(TEXT PASSAGE)
Bristol and West Building Society v Mothew [1996] EWCA Civ 533 is a leading English fiduciary law and professional negligence case, concerning a solicitor's duty of care and skill, and the nature of fiduciary duties. The case is globally cited for its definition of a fiduciary and the circumstances in which a fiduciary relationship arises.

Facts
Mr Mothew was a solicitor who had acted for both borrower and lender in a mortgage transaction relating to the purchase of a residential property. It was alleged that he negligently told the building society that there was no second charge on the house when the mortgage agreement was signed. At the time of reporting to the building society and requesting its funding, unbeknown to Mr Mothew, the borrower had a relatively small bank overdraft facility limited to £2,000. After completion of the purchase and mortgage (at which time the lender's funds were applied to the transaction) but before the transactions were registered at Land Registry Mr Mothew was approached by the borrower's bankers [Barclays] to say that they were granting a second mortgage facility to the borrower and seeking that their second charge be registered at Land Registry. The second charge documentation had been prepared and executed by the borrower at the bank's premises. By registering the second charge documentation contemporaneously with the purchase and (first) mortgage there was a waiver of fees payable to the Land Registry thereby saving expense for the borrower than if the second charge had been registered separately later. The Cheshunt Building Society were asked by Mr Mothew to consent to registration of the second charge which they did and they were also given formal notice of the second charge which they acknowledged. Mr Mothew delayed sending the application to the registry whilst the lender's consent was being obtained since it was also required to be lodged at the Land Registry. At the time of their default the borrower's overdraft facility had risen from £2,000 to £3,350. The housing market collapsed, and the homeowners (having lost their employment in the recession) defaulted on their mortgage with the building society. To realise their money, the building society had the property sold off for £53,000 in February 1991, a considerable time after they had taken possession of it. The lender claimed that if it had known of the borrower's overdraft facility, it would not have granted its mortgage to the borrower. They sued Mothew for the sum they lent (£59,000) less the proceeds of the sale.

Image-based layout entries
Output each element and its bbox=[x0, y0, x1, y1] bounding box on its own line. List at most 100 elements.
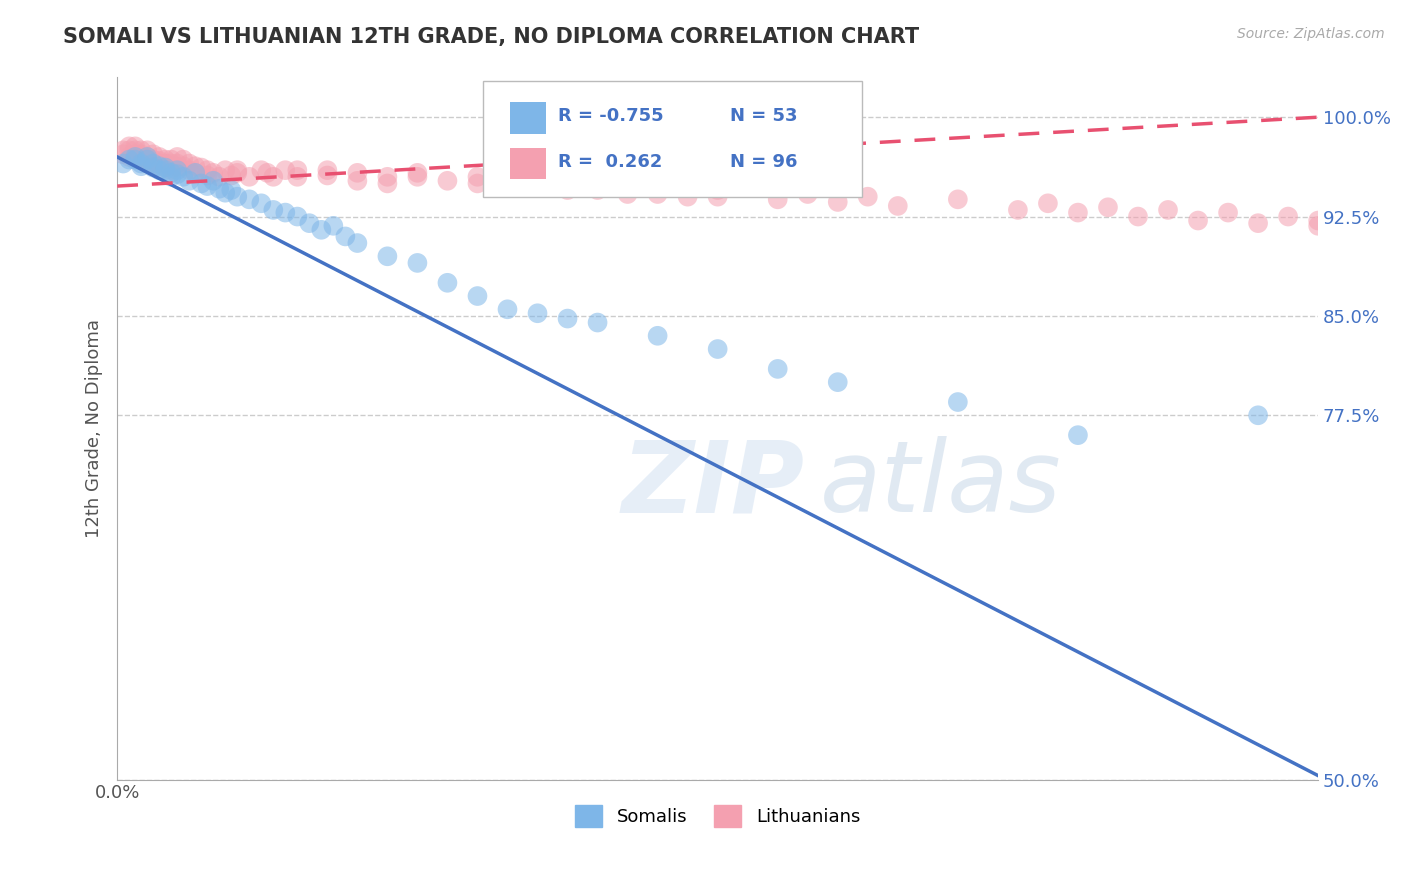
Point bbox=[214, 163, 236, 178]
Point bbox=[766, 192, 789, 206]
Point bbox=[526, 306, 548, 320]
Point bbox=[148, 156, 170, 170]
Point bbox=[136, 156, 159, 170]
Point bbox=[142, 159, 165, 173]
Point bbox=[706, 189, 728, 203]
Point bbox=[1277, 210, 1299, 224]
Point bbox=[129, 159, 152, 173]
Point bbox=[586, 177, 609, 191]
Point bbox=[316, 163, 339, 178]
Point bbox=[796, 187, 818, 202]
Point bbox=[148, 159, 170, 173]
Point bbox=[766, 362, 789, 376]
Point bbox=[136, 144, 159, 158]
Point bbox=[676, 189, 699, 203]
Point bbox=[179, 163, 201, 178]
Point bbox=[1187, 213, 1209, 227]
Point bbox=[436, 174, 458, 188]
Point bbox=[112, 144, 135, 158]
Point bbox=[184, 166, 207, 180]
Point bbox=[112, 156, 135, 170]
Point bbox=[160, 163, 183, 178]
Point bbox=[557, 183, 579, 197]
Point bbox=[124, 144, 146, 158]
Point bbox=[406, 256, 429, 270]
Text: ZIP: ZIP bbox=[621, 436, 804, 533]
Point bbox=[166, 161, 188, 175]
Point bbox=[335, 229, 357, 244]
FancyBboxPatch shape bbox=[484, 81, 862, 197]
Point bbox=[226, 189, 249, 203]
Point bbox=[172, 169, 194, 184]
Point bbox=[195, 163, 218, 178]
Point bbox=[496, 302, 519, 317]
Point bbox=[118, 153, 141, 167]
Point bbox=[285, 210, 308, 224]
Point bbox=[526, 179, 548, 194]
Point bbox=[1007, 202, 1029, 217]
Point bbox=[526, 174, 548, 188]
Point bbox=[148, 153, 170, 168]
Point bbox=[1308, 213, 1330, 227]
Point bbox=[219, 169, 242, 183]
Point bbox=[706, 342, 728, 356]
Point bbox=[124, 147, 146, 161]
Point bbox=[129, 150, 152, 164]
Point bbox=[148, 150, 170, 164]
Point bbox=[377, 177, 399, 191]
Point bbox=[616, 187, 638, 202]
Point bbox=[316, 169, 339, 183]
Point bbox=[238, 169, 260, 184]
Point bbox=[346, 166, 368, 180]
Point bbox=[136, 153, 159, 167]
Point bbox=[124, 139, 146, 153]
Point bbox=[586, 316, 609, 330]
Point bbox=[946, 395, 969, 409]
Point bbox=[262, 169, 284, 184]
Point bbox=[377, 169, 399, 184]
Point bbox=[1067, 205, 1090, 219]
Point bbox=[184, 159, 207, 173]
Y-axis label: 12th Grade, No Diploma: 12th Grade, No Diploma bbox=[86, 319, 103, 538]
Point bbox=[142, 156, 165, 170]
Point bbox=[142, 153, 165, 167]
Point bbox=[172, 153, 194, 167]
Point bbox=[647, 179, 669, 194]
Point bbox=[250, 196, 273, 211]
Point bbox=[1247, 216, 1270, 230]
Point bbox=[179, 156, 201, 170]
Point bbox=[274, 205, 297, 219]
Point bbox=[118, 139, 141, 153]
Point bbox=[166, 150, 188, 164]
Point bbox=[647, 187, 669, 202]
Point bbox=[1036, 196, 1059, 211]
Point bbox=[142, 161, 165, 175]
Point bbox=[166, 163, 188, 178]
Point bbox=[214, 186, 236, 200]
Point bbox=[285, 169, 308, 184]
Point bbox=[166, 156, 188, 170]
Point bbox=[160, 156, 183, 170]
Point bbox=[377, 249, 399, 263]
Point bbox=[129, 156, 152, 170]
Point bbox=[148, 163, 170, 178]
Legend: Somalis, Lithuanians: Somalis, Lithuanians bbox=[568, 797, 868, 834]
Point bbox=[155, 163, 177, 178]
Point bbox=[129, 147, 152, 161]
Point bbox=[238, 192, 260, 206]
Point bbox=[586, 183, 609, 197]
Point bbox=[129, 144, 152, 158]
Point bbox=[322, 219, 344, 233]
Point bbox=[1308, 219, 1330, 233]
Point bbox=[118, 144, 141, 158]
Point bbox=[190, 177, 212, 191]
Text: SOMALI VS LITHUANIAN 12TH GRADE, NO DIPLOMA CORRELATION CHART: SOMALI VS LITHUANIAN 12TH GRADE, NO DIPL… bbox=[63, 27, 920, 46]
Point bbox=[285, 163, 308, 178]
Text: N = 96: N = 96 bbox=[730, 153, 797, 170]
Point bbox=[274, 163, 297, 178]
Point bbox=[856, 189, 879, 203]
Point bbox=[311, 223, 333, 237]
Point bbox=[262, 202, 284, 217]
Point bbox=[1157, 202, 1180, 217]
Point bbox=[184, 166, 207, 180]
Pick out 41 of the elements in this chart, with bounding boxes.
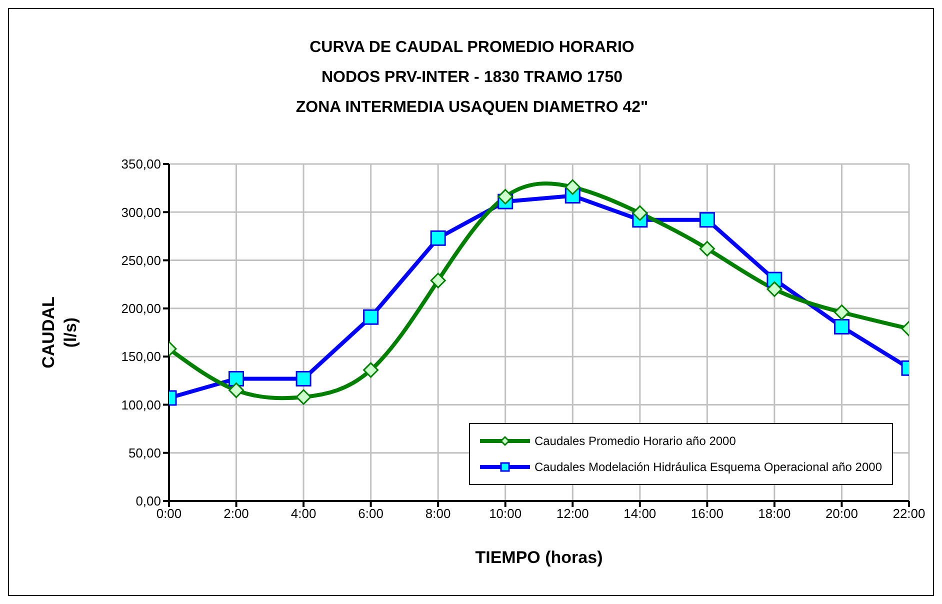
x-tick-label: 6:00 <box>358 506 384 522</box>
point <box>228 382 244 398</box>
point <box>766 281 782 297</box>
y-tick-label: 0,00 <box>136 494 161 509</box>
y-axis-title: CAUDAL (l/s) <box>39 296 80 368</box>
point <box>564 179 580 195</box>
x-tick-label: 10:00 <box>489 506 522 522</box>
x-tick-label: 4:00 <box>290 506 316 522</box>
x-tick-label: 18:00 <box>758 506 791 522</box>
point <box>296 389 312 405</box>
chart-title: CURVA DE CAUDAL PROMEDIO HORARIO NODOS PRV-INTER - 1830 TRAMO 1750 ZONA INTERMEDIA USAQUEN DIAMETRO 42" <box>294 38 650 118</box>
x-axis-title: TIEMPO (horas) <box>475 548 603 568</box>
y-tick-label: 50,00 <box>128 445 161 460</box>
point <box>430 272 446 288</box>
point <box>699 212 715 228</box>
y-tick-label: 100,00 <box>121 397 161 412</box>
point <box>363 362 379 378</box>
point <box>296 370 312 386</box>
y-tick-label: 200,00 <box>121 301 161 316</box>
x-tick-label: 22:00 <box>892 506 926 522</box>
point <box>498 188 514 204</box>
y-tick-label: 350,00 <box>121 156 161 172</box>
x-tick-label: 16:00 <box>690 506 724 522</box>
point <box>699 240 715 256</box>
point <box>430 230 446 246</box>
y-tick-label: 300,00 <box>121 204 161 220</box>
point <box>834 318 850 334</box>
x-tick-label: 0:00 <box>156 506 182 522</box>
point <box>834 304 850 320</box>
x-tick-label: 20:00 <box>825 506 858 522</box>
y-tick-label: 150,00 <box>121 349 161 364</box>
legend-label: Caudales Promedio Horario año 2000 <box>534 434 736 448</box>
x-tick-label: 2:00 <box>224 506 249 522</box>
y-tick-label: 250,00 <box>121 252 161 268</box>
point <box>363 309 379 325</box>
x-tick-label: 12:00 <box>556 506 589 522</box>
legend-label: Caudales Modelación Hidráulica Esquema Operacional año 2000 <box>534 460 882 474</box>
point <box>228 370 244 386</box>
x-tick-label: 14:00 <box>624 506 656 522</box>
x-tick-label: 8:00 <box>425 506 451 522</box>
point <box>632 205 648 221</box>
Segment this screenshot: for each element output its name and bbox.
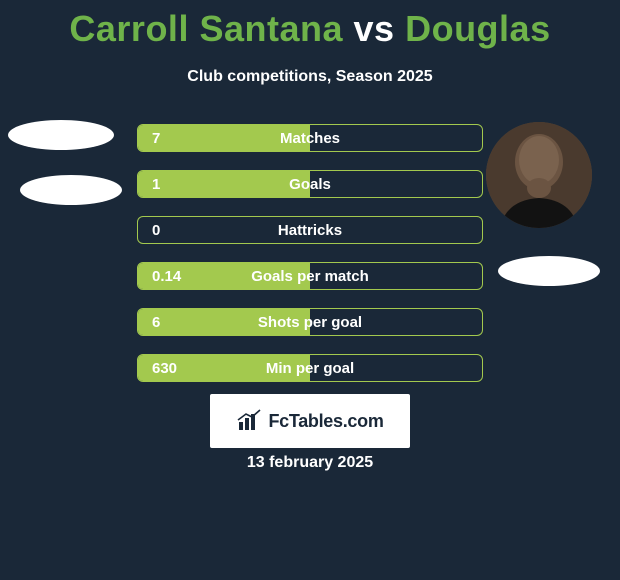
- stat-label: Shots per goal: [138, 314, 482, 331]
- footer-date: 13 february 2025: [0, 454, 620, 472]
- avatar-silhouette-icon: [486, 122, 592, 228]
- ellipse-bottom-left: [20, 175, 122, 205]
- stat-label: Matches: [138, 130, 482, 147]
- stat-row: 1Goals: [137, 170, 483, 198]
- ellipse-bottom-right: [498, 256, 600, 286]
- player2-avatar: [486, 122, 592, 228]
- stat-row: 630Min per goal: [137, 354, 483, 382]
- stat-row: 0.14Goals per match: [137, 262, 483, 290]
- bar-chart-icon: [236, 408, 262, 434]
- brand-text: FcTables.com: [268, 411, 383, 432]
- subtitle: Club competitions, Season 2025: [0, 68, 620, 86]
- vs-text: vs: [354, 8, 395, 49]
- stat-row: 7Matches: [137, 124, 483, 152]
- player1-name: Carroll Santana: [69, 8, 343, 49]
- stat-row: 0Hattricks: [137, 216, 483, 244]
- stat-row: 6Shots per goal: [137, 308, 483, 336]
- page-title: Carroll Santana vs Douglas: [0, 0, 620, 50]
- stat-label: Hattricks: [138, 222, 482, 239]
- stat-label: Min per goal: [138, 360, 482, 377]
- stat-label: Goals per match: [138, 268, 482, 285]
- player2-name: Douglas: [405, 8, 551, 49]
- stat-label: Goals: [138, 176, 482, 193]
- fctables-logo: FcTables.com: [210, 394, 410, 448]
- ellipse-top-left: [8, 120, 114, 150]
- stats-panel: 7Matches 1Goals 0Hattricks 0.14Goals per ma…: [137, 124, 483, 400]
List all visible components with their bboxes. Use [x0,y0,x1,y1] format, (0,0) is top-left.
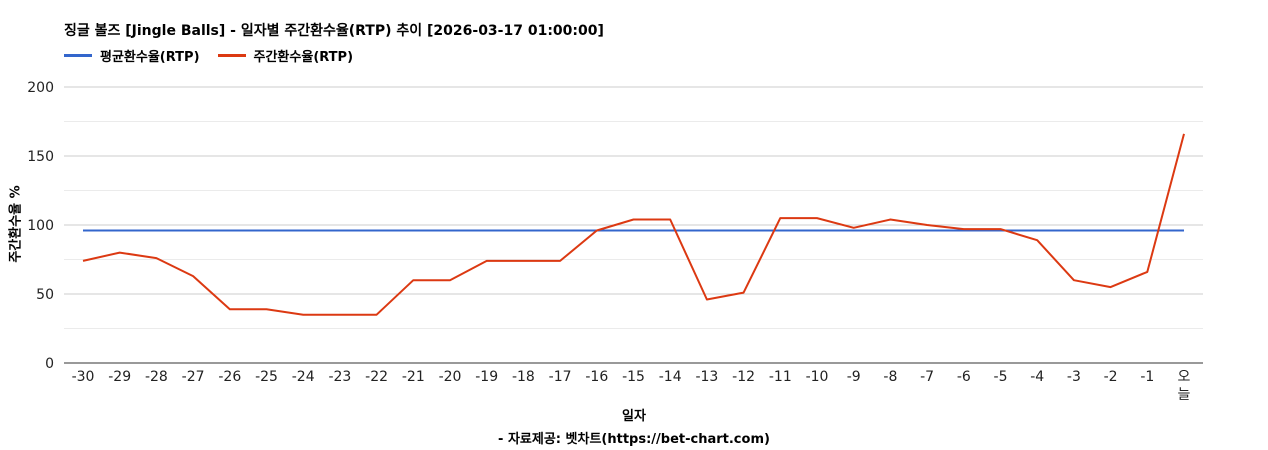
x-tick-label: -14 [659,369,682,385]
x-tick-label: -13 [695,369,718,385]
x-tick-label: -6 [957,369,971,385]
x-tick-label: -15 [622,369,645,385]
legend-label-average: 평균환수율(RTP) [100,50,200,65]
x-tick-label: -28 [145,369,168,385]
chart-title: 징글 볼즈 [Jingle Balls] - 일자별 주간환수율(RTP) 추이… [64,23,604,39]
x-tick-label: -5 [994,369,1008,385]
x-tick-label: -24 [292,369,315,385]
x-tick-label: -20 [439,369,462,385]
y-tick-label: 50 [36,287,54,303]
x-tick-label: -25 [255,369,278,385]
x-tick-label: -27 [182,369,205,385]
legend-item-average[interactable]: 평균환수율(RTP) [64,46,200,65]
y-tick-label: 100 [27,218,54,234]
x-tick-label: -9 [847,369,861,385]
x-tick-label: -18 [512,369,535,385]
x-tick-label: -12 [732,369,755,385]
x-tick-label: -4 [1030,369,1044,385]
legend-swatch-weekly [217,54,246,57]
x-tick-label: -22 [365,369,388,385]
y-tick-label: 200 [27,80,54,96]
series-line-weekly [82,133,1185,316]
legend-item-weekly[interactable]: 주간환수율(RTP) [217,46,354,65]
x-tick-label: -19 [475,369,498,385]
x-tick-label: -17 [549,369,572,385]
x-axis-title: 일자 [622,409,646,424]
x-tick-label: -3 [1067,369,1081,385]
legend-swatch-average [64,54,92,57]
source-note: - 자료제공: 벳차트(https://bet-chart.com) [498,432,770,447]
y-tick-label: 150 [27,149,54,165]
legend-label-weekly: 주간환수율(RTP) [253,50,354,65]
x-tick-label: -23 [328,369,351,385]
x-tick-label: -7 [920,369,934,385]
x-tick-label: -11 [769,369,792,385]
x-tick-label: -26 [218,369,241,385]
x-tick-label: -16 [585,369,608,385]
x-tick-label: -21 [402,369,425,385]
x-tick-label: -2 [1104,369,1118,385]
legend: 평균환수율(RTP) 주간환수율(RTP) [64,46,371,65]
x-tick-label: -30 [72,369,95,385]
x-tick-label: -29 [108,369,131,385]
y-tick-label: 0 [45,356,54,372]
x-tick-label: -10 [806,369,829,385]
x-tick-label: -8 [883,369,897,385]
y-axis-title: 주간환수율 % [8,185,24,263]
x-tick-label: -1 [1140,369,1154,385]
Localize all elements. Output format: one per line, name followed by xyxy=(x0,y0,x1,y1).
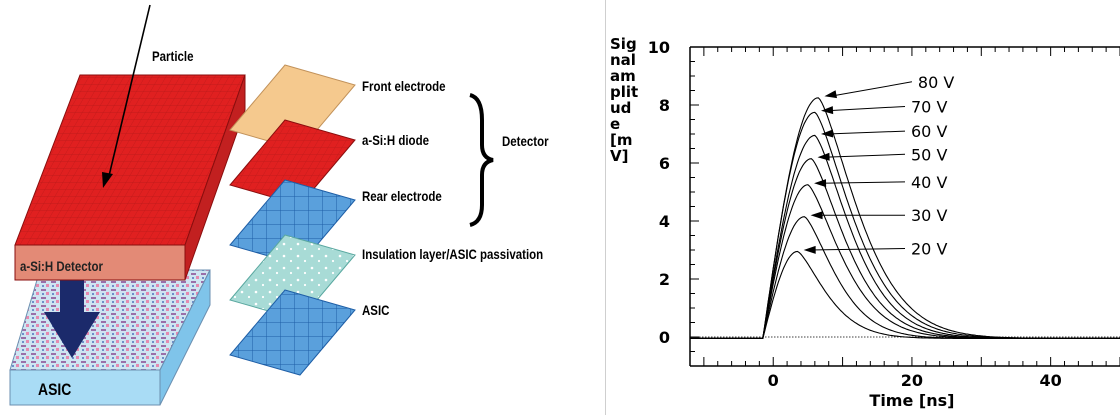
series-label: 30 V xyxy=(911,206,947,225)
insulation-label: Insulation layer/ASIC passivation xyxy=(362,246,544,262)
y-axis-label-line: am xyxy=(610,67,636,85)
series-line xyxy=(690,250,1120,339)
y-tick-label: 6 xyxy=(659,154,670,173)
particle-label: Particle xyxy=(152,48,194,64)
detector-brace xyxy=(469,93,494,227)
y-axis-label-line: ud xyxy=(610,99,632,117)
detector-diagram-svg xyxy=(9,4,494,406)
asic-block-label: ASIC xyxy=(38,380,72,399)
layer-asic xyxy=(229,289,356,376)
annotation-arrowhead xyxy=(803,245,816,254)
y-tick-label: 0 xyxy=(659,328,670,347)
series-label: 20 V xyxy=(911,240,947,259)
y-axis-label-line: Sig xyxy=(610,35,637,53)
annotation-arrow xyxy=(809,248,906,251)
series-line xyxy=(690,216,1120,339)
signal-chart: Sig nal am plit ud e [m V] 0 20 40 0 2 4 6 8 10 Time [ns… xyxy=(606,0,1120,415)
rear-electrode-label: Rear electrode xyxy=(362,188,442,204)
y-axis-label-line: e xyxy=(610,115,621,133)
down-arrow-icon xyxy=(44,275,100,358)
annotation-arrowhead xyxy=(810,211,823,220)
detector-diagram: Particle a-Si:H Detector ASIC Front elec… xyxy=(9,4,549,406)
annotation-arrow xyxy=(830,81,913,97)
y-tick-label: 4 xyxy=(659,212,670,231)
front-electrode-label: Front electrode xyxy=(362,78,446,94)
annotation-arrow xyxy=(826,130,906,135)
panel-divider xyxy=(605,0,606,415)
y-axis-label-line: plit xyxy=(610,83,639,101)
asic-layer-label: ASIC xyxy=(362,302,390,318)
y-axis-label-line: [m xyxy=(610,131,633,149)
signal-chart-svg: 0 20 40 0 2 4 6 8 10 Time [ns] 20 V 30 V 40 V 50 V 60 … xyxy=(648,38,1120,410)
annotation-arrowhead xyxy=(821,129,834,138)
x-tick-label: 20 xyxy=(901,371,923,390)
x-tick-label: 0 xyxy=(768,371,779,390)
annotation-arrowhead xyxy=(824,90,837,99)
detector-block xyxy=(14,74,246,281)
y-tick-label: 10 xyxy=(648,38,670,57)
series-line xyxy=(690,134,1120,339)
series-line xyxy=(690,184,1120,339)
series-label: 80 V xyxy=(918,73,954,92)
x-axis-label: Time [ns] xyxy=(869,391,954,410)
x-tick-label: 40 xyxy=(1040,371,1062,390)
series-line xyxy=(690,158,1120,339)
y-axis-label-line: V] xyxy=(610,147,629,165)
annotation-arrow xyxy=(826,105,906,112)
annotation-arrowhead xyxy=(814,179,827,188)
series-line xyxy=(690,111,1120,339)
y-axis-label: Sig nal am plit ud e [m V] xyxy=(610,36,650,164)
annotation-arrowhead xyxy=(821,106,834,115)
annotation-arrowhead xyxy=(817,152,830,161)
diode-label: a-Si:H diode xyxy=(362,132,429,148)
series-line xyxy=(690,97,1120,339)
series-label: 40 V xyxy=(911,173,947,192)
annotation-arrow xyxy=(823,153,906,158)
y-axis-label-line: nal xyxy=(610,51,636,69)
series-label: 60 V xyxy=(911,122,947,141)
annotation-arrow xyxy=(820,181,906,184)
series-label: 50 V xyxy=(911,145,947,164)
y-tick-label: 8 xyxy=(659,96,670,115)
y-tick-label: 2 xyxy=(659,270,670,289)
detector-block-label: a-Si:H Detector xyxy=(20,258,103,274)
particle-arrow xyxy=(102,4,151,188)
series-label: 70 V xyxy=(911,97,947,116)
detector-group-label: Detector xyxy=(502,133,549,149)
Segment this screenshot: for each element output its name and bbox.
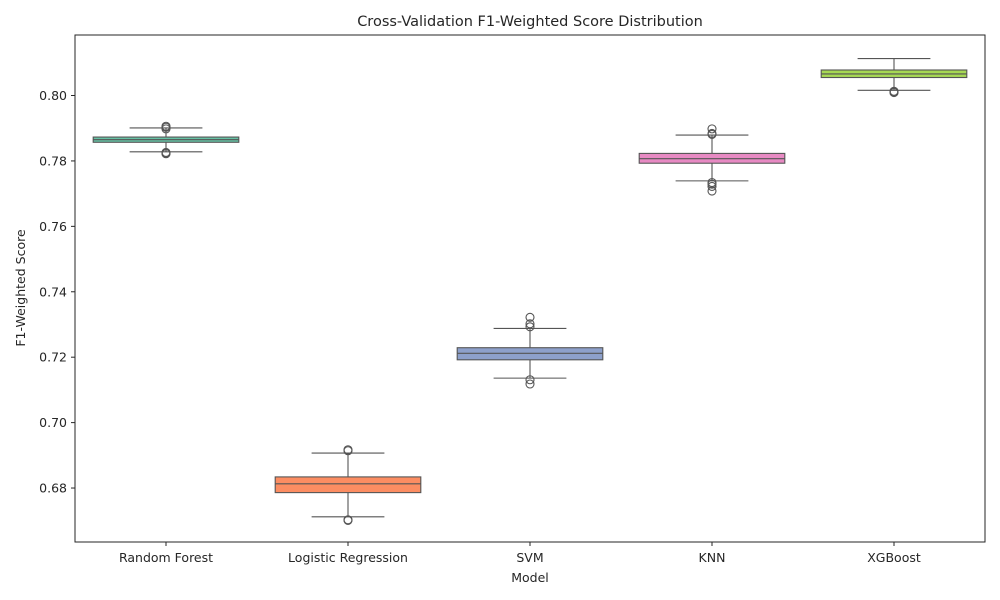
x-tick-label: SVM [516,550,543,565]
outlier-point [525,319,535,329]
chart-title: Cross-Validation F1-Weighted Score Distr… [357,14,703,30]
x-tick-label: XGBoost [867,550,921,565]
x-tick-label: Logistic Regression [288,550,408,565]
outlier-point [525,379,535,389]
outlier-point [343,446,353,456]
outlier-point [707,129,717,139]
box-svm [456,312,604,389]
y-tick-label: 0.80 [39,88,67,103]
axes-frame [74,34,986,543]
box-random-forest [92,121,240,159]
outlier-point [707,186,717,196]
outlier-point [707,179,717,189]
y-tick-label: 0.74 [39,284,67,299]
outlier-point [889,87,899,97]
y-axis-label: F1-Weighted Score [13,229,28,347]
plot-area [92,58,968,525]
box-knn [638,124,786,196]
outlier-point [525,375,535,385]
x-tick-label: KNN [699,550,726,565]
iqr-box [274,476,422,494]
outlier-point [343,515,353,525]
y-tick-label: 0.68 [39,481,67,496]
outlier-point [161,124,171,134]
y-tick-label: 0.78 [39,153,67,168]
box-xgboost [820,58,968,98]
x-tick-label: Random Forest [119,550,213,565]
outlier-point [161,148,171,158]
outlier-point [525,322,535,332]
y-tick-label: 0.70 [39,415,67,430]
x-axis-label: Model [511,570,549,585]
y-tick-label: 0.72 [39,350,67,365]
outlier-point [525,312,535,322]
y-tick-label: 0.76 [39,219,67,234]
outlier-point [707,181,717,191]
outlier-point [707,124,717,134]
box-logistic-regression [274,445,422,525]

(TASKS TO CARRY OUT)
**a)** From the passage on the Mothew case, reproduce everything from "Bristol and West" down to "fiduciary relationship arises.".
**b)** Decide whether each statement agrees with the passage on the Mothew case, answering yes or no and quoting the words of the passage that settle it: (i) When the building society was first asked for funding, the borrower's overdraft facility was limited to £2,000. (ii) The building society sold the property for £59,000. (iii) Mr Mothew knew of the borrower's overdraft facility when he reported to the building society.

(COMPLETE ANSWERS)
**a)**
Bristol and West Building Society v Mothew [1996] EWCA Civ 533 is a leading English fiduciary law and professional negligence case, concerning a solicitor's duty of care and skill, and the nature of fiduciary duties. The case is globally cited for its definition of a fiduciary and the circumstances in which a fiduciary relationship arises.

**b)**
(i) Yes: "the borrower had a relatively small bank overdraft facility limited to £2,000"
(ii) No: "the building society had the property sold off for £53,000 in February 1991"
(iii) No: "unbeknown to Mr Mothew, the borrower had a relatively small bank overdraft facility limited to £2,000"